* START *
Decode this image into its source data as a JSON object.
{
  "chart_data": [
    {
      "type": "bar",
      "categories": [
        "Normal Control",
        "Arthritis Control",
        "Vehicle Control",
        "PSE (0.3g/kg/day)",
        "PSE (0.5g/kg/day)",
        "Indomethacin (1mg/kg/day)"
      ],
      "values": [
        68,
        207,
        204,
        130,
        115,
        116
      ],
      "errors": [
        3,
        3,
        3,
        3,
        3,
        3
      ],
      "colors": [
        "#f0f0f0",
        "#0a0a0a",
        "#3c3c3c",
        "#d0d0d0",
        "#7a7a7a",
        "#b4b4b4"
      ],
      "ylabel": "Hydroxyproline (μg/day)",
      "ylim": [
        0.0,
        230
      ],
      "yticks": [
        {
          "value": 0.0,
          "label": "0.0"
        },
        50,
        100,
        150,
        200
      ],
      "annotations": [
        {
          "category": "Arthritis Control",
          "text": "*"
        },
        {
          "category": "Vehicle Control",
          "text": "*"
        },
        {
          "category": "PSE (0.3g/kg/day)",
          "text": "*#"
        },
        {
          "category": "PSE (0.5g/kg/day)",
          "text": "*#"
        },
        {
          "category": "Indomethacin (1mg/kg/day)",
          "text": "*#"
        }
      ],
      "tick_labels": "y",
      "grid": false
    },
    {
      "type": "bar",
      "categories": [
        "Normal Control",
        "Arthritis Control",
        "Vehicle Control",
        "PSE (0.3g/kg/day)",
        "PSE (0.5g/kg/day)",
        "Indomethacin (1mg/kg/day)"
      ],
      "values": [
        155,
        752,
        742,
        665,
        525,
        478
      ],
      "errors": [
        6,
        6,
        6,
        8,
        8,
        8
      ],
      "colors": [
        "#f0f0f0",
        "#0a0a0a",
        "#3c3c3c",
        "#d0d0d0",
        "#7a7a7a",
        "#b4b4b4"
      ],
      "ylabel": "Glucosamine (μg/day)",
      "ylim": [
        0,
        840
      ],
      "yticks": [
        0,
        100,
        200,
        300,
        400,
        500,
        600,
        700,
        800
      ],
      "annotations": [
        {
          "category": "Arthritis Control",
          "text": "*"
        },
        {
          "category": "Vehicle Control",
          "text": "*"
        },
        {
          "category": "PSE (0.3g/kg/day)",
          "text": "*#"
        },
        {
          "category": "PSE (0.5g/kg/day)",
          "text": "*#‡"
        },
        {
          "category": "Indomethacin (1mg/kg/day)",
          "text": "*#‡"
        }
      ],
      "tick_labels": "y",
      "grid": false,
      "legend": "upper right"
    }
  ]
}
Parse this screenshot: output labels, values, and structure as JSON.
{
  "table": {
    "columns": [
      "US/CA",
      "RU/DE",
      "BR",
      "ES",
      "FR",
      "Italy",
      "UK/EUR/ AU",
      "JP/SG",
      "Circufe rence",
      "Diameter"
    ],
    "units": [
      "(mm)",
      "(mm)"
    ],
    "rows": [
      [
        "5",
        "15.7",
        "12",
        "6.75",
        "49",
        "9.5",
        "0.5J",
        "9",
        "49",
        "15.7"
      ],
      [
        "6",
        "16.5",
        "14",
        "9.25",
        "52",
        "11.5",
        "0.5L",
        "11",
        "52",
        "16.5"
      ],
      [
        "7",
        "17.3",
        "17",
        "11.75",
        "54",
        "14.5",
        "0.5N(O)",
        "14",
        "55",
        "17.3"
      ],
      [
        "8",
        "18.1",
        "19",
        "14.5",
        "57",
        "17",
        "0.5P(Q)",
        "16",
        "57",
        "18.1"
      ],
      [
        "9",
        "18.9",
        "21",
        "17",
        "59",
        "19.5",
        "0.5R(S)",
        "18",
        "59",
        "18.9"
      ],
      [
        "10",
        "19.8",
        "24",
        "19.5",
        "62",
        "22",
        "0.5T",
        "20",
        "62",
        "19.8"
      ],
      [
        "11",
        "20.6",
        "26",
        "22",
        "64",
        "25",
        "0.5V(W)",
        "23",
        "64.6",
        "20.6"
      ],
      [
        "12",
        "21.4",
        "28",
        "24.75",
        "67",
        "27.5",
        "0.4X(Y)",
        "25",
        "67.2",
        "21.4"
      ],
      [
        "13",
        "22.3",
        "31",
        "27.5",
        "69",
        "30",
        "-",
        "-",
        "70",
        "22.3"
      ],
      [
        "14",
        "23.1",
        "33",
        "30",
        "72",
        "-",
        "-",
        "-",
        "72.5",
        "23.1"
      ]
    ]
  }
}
* END *
- _WHAT IS REQUIRED_:
Exactly as shown above, return every record.

- _OUTPUT OF THE EXERCISE_:
Decode this image into its source data as a JSON object.
{
  "chart_data": [
    {
      "type": "bar",
      "categories": [
        "Normal Control",
        "Arthritis Control",
        "Vehicle Control",
        "PSE (0.3g/kg/day)",
        "PSE (0.5g/kg/day)",
        "Indomethacin (1mg/kg/day)"
      ],
      "values": [
        68,
        207,
        204,
        130,
        115,
        116
      ],
      "errors": [
        3,
        3,
        3,
        3,
        3,
        3
      ],
      "colors": [
        "#f0f0f0",
        "#0a0a0a",
        "#3c3c3c",
        "#d0d0d0",
        "#7a7a7a",
        "#b4b4b4"
      ],
      "ylabel": "Hydroxyproline (μg/day)",
      "ylim": [
        0.0,
        230
      ],
      "yticks": [
        {
          "value": 0.0,
          "label": "0.0"
        },
        50,
        100,
        150,
        200
      ],
      "annotations": [
        {
          "category": "Arthritis Control",
          "text": "*"
        },
        {
          "category": "Vehicle Control",
          "text": "*"
        },
        {
          "category": "PSE (0.3g/kg/day)",
          "text": "*#"
        },
        {
          "category": "PSE (0.5g/kg/day)",
          "text": "*#"
        },
        {
          "category": "Indomethacin (1mg/kg/day)",
          "text": "*#"
        }
      ],
      "tick_labels": "y",
      "grid": false
    },
    {
      "type": "bar",
      "categories": [
        "Normal Control",
        "Arthritis Control",
        "Vehicle Control",
        "PSE (0.3g/kg/day)",
        "PSE (0.5g/kg/day)",
        "Indomethacin (1mg/kg/day)"
      ],
      "values": [
        155,
        752,
        742,
        665,
        525,
        478
      ],
      "errors": [
        6,
        6,
        6,
        8,
        8,
        8
      ],
      "colors": [
        "#f0f0f0",
        "#0a0a0a",
        "#3c3c3c",
        "#d0d0d0",
        "#7a7a7a",
        "#b4b4b4"
      ],
      "ylabel": "Glucosamine (μg/day)",
      "ylim": [
        0,
        840
      ],
      "yticks": [
        0,
        100,
        200,
        300,
        400,
        500,
        600,
        700,
        800
      ],
      "annotations": [
        {
          "category": "Arthritis Control",
          "text": "*"
        },
        {
          "category": "Vehicle Control",
          "text": "*"
        },
        {
          "category": "PSE (0.3g/kg/day)",
          "text": "*#"
        },
        {
          "category": "PSE (0.5g/kg/day)",
          "text": "*#‡"
        },
        {
          "category": "Indomethacin (1mg/kg/day)",
          "text": "*#‡"
        }
      ],
      "tick_labels": "y",
      "grid": false,
      "legend": "upper right"
    }
  ]
}
Parse this screenshot: output labels, values, and structure as JSON.
{
  "table": {
    "columns": [
      "US/CA",
      "RU/DE",
      "BR",
      "ES",
      "FR",
      "Italy",
      "UK/EUR/ AU",
      "JP/SG",
      "Circufe rence",
      "Diameter"
    ],
    "units": [
      "(mm)",
      "(mm)"
    ],
    "rows": [
      [
        "5",
        "15.7",
        "12",
        "6.75",
        "49",
        "9.5",
        "0.5J",
        "9",
        "49",
        "15.7"
      ],
      [
        "6",
        "16.5",
        "14",
        "9.25",
        "52",
        "11.5",
        "0.5L",
        "11",
        "52",
        "16.5"
      ],
      [
        "7",
        "17.3",
        "17",
        "11.75",
        "54",
        "14.5",
        "0.5N(O)",
        "14",
        "55",
        "17.3"
      ],
      [
        "8",
        "18.1",
        "19",
        "14.5",
        "57",
        "17",
        "0.5P(Q)",
        "16",
        "57",
        "18.1"
      ],
      [
        "9",
        "18.9",
        "21",
        "17",
        "59",
        "19.5",
        "0.5R(S)",
        "18",
        "59",
        "18.9"
      ],
      [
        "10",
        "19.8",
        "24",
        "19.5",
        "62",
        "22",
        "0.5T",
        "20",
        "62",
        "19.8"
      ],
      [
        "11",
        "20.6",
        "26",
        "22",
        "64",
        "25",
        "0.5V(W)",
        "23",
        "64.6",
        "20.6"
      ],
      [
        "12",
        "21.4",
        "28",
        "24.75",
        "67",
        "27.5",
        "0.4X(Y)",
        "25",
        "67.2",
        "21.4"
      ],
      [
        "13",
        "22.3",
        "31",
        "27.5",
        "69",
        "30",
        "-",
        "-",
        "70",
        "22.3"
      ],
      [
        "14",
        "23.1",
        "33",
        "30",
        "72",
        "-",
        "-",
        "-",
        "72.5",
        "23.1"
      ]
    ]
  }
}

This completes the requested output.